PROVIDED RECORDS:
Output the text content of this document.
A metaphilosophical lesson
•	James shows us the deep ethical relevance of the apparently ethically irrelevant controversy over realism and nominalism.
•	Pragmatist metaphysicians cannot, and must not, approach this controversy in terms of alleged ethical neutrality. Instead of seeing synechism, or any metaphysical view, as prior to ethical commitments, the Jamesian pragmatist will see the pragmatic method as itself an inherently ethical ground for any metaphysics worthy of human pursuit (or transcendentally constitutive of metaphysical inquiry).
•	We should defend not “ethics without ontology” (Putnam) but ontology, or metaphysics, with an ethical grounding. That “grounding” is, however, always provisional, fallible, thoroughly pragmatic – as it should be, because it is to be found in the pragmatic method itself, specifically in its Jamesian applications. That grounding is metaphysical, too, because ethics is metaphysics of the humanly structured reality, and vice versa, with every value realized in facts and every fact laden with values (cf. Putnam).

REQUIRED TASK: Restate the data above word for word.

TASK OUTPUT:
Output the text content of this document.
A metaphilosophical lesson
•	James shows us the deep ethical relevance of the apparently ethically irrelevant controversy over realism and nominalism.
•	Pragmatist metaphysicians cannot, and must not, approach this controversy in terms of alleged ethical neutrality. Instead of seeing synechism, or any metaphysical view, as prior to ethical commitments, the Jamesian pragmatist will see the pragmatic method as itself an inherently ethical ground for any metaphysics worthy of human pursuit (or transcendentally constitutive of metaphysical inquiry).
•	We should defend not “ethics without ontology” (Putnam) but ontology, or metaphysics, with an ethical grounding. That “grounding” is, however, always provisional, fallible, thoroughly pragmatic – as it should be, because it is to be found in the pragmatic method itself, specifically in its Jamesian applications. That grounding is metaphysical, too, because ethics is metaphysics of the humanly structured reality, and vice versa, with every value realized in facts and every fact laden with values (cf. Putnam).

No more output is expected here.